┌──
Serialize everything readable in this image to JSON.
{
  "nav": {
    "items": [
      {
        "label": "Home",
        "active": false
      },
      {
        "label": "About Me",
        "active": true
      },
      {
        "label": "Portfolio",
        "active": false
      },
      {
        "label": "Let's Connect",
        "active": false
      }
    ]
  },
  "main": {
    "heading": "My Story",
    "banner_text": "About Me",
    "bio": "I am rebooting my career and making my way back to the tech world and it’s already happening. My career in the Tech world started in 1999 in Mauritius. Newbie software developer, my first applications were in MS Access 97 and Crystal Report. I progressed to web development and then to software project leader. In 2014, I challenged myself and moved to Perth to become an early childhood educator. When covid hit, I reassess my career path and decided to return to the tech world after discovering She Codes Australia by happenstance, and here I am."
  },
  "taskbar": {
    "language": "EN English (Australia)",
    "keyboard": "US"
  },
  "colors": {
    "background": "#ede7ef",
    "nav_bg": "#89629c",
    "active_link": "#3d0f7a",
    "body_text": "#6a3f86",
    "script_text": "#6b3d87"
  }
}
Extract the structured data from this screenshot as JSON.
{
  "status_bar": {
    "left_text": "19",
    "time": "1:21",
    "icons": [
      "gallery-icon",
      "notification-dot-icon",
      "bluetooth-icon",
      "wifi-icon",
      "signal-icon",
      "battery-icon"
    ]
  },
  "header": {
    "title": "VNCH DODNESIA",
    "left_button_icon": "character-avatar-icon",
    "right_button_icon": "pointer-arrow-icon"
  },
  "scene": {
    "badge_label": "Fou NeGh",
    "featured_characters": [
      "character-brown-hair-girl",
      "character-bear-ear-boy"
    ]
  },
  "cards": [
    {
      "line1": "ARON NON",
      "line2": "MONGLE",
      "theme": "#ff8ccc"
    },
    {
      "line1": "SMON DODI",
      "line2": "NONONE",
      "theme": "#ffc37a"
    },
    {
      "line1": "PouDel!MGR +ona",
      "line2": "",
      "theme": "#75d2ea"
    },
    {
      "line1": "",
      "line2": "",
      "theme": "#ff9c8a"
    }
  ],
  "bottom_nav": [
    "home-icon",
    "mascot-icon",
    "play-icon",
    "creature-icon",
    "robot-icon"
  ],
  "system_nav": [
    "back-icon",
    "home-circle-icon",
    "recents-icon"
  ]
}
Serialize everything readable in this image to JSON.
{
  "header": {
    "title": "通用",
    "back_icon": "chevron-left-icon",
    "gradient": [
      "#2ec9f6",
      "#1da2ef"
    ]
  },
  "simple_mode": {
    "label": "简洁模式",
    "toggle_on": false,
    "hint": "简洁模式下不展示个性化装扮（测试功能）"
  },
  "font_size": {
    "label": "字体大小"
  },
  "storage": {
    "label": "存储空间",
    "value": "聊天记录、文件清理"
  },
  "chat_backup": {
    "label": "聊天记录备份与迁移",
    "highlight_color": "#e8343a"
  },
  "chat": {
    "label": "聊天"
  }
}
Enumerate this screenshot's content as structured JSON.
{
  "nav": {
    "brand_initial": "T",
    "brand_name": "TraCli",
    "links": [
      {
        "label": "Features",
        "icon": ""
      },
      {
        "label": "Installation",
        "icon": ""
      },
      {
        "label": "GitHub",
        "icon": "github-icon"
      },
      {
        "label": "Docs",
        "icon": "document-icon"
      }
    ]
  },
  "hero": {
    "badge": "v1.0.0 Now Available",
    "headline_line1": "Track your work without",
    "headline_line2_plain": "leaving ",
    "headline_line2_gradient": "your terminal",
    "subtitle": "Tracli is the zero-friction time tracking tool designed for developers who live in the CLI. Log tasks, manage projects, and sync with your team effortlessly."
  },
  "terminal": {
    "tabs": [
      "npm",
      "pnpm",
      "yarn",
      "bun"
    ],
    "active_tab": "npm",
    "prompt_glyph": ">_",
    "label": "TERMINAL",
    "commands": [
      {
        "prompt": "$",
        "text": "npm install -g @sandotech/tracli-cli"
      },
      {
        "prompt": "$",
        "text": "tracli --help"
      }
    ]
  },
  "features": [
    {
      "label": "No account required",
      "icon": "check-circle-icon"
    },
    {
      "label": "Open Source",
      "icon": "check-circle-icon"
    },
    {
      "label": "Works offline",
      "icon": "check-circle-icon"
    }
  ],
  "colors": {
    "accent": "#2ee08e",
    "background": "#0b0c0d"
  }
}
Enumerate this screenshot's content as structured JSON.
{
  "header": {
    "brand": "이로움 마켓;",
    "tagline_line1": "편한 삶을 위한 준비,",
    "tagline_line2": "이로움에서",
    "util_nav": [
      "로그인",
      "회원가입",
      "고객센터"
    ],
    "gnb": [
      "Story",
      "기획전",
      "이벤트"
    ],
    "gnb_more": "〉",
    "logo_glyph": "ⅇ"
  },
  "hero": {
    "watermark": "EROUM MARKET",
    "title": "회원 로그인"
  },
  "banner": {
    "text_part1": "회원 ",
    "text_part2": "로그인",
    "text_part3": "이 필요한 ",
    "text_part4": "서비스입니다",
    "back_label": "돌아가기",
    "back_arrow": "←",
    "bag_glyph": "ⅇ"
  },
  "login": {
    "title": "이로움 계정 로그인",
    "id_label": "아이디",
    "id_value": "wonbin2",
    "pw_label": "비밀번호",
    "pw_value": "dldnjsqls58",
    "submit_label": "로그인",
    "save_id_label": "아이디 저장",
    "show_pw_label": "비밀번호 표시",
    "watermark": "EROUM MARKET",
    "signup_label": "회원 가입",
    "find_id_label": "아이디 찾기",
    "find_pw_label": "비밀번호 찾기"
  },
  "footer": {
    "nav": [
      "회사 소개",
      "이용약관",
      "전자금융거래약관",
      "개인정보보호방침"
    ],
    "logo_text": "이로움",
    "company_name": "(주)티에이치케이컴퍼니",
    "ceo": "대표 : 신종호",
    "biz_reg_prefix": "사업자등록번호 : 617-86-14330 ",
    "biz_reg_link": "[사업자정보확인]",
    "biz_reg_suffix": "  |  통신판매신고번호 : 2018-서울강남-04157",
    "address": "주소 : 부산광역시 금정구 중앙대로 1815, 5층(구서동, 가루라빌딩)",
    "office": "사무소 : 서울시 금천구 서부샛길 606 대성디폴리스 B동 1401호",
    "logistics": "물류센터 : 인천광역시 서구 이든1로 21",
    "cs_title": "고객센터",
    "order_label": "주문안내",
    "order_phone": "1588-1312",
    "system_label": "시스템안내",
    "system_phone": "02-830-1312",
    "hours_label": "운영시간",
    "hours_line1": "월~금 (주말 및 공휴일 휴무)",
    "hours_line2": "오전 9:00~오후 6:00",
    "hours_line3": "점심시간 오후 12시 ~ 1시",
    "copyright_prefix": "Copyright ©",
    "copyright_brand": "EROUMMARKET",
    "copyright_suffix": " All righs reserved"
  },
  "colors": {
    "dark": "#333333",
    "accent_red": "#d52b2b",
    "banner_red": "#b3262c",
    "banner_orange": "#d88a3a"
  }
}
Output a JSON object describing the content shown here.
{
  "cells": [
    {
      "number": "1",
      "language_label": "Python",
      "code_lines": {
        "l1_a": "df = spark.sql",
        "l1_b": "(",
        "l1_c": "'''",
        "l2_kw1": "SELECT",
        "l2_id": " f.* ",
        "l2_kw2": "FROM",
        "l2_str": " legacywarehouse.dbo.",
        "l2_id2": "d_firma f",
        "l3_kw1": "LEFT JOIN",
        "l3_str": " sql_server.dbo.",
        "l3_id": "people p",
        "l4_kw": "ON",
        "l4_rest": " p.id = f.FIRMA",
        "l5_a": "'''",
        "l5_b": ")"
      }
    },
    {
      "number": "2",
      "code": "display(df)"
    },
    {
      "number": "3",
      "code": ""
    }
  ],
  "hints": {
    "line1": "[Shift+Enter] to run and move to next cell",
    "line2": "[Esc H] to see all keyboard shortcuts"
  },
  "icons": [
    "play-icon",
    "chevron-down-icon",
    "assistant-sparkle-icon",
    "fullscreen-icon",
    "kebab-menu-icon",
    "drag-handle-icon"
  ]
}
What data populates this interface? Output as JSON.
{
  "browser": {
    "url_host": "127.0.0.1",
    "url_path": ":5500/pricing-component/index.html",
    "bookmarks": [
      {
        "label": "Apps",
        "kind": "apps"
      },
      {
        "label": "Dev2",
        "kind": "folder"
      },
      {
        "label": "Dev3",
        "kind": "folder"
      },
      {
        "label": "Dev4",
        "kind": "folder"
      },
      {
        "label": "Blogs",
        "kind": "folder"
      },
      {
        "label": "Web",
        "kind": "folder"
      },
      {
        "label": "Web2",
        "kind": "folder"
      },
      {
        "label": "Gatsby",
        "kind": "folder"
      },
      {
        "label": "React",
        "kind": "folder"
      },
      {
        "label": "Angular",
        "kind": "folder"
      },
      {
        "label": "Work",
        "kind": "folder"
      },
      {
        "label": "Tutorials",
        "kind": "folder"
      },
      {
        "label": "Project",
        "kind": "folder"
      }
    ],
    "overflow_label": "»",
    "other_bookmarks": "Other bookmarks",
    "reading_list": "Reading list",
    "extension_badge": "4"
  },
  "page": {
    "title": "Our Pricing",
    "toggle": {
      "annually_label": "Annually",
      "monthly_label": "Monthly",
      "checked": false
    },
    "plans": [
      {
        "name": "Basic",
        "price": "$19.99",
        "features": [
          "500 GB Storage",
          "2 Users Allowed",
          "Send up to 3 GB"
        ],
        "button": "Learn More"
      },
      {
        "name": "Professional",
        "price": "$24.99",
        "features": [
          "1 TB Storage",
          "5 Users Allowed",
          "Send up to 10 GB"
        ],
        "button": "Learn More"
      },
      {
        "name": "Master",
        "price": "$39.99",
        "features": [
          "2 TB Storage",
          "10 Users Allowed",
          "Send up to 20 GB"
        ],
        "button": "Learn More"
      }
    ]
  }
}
└──
TASK GOAL: Report how many lines of the entries hold the word "data". Nothing else is needed.

ANSWER TO THIS EXERCISE: 2